=== Entries from a visual dataset ===
— Begin —

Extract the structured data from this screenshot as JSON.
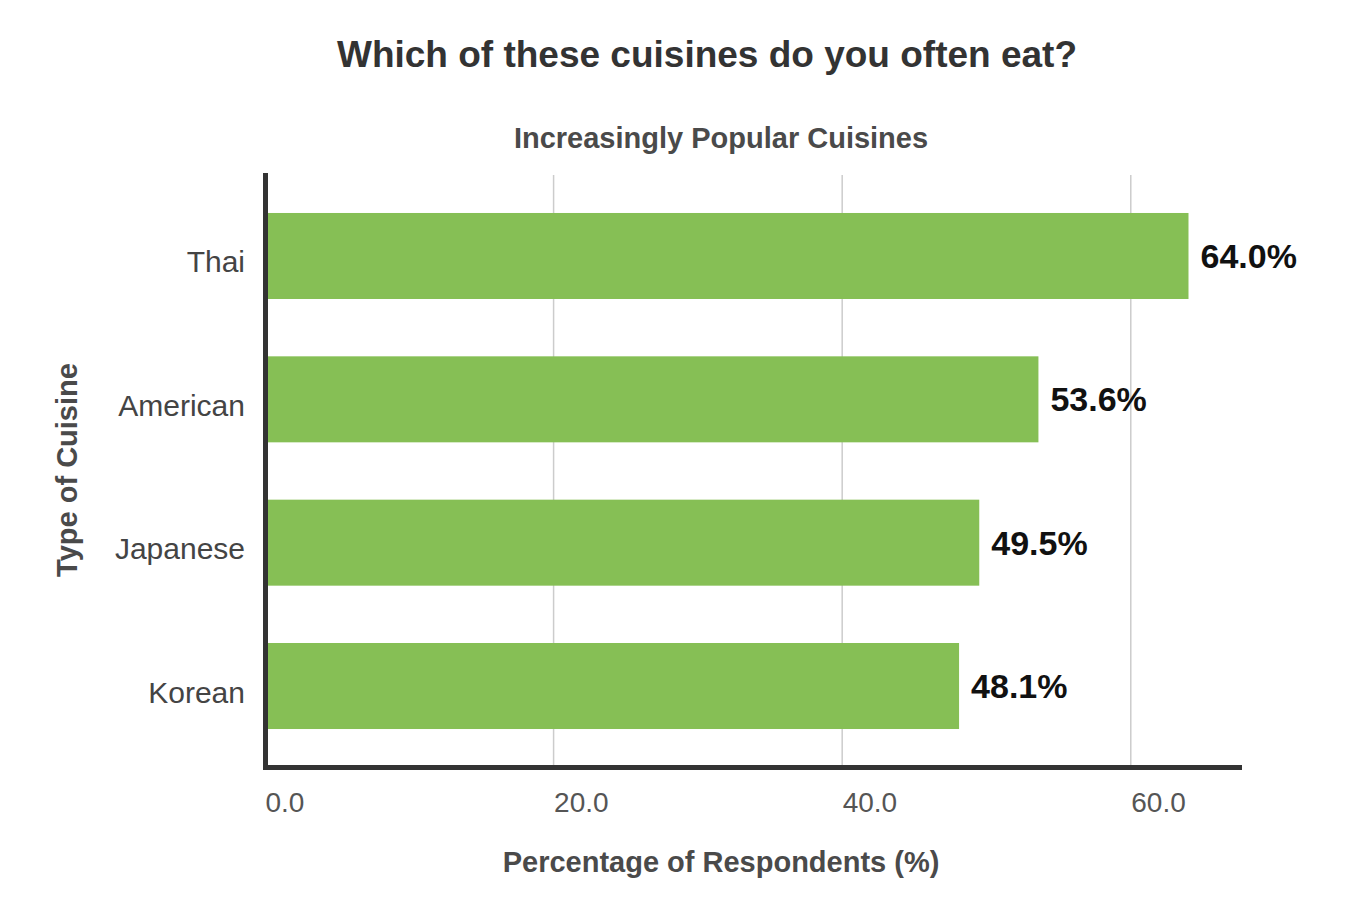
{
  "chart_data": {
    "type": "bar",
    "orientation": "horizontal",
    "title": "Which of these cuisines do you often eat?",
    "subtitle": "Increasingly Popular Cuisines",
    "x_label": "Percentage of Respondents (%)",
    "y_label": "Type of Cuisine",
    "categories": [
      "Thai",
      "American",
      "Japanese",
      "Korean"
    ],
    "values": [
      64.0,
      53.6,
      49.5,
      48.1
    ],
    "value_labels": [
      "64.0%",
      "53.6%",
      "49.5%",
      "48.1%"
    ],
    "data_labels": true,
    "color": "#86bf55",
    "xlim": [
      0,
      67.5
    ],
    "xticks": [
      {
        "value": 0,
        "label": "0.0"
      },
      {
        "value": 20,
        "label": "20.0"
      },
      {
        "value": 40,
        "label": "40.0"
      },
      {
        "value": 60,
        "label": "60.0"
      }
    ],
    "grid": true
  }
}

— End —

=== Task instructions ===
Transcribe the material exactly, and leave out whatever pictures it holds.

=== Solution for this exercise ===
Extract the structured data from this screenshot as JSON.
{
  "chart_data": {
    "type": "bar",
    "orientation": "horizontal",
    "title": "Which of these cuisines do you often eat?",
    "subtitle": "Increasingly Popular Cuisines",
    "x_label": "Percentage of Respondents (%)",
    "y_label": "Type of Cuisine",
    "categories": [
      "Thai",
      "American",
      "Japanese",
      "Korean"
    ],
    "values": [
      64.0,
      53.6,
      49.5,
      48.1
    ],
    "value_labels": [
      "64.0%",
      "53.6%",
      "49.5%",
      "48.1%"
    ],
    "data_labels": true,
    "color": "#86bf55",
    "xlim": [
      0,
      67.5
    ],
    "xticks": [
      {
        "value": 0,
        "label": "0.0"
      },
      {
        "value": 20,
        "label": "20.0"
      },
      {
        "value": 40,
        "label": "40.0"
      },
      {
        "value": 60,
        "label": "60.0"
      }
    ],
    "grid": true
  }
}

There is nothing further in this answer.